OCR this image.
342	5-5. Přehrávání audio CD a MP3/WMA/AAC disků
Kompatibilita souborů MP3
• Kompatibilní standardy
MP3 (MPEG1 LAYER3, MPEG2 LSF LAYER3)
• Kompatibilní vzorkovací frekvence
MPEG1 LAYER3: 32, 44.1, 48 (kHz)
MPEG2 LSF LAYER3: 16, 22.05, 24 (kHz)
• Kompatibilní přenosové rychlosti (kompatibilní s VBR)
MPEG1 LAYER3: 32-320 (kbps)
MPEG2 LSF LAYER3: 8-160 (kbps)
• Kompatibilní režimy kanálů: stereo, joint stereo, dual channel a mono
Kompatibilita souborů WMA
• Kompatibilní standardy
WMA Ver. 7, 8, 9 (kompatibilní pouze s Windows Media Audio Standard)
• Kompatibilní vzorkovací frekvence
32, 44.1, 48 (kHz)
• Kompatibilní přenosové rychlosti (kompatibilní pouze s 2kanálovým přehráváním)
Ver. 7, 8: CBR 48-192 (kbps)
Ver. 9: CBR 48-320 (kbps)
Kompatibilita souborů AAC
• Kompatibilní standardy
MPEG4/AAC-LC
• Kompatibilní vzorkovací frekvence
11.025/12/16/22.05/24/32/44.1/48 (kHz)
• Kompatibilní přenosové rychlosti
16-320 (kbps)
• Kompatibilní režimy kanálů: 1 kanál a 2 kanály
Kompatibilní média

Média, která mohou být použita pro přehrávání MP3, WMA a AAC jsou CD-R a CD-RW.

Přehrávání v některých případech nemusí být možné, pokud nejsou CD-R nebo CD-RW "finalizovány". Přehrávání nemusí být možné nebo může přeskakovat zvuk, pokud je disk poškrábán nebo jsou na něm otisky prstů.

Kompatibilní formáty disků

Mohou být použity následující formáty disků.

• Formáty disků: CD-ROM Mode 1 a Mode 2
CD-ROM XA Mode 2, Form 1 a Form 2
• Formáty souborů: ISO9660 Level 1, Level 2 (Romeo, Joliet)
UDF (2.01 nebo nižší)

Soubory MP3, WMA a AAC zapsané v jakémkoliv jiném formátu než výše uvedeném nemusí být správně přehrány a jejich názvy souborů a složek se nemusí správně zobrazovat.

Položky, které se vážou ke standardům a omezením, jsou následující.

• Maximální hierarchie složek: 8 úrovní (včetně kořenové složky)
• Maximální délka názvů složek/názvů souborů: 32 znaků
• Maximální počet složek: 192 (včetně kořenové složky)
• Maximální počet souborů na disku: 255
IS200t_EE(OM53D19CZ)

-------

DIRECTIVE
The records above are to be repeated exactly, in their entirety.

CORRECT RESULT
OCR this image.
342	5-5. Přehrávání audio CD a MP3/WMA/AAC disků
Kompatibilita souborů MP3
• Kompatibilní standardy
MP3 (MPEG1 LAYER3, MPEG2 LSF LAYER3)
• Kompatibilní vzorkovací frekvence
MPEG1 LAYER3: 32, 44.1, 48 (kHz)
MPEG2 LSF LAYER3: 16, 22.05, 24 (kHz)
• Kompatibilní přenosové rychlosti (kompatibilní s VBR)
MPEG1 LAYER3: 32-320 (kbps)
MPEG2 LSF LAYER3: 8-160 (kbps)
• Kompatibilní režimy kanálů: stereo, joint stereo, dual channel a mono
Kompatibilita souborů WMA
• Kompatibilní standardy
WMA Ver. 7, 8, 9 (kompatibilní pouze s Windows Media Audio Standard)
• Kompatibilní vzorkovací frekvence
32, 44.1, 48 (kHz)
• Kompatibilní přenosové rychlosti (kompatibilní pouze s 2kanálovým přehráváním)
Ver. 7, 8: CBR 48-192 (kbps)
Ver. 9: CBR 48-320 (kbps)
Kompatibilita souborů AAC
• Kompatibilní standardy
MPEG4/AAC-LC
• Kompatibilní vzorkovací frekvence
11.025/12/16/22.05/24/32/44.1/48 (kHz)
• Kompatibilní přenosové rychlosti
16-320 (kbps)
• Kompatibilní režimy kanálů: 1 kanál a 2 kanály
Kompatibilní média

Média, která mohou být použita pro přehrávání MP3, WMA a AAC jsou CD-R a CD-RW.

Přehrávání v některých případech nemusí být možné, pokud nejsou CD-R nebo CD-RW "finalizovány". Přehrávání nemusí být možné nebo může přeskakovat zvuk, pokud je disk poškrábán nebo jsou na něm otisky prstů.

Kompatibilní formáty disků

Mohou být použity následující formáty disků.

• Formáty disků: CD-ROM Mode 1 a Mode 2
CD-ROM XA Mode 2, Form 1 a Form 2
• Formáty souborů: ISO9660 Level 1, Level 2 (Romeo, Joliet)
UDF (2.01 nebo nižší)

Soubory MP3, WMA a AAC zapsané v jakémkoliv jiném formátu než výše uvedeném nemusí být správně přehrány a jejich názvy souborů a složek se nemusí správně zobrazovat.

Položky, které se vážou ke standardům a omezením, jsou následující.

• Maximální hierarchie složek: 8 úrovní (včetně kořenové složky)
• Maximální délka názvů složek/názvů souborů: 32 znaků
• Maximální počet složek: 192 (včetně kořenové složky)
• Maximální počet souborů na disku: 255
IS200t_EE(OM53D19CZ)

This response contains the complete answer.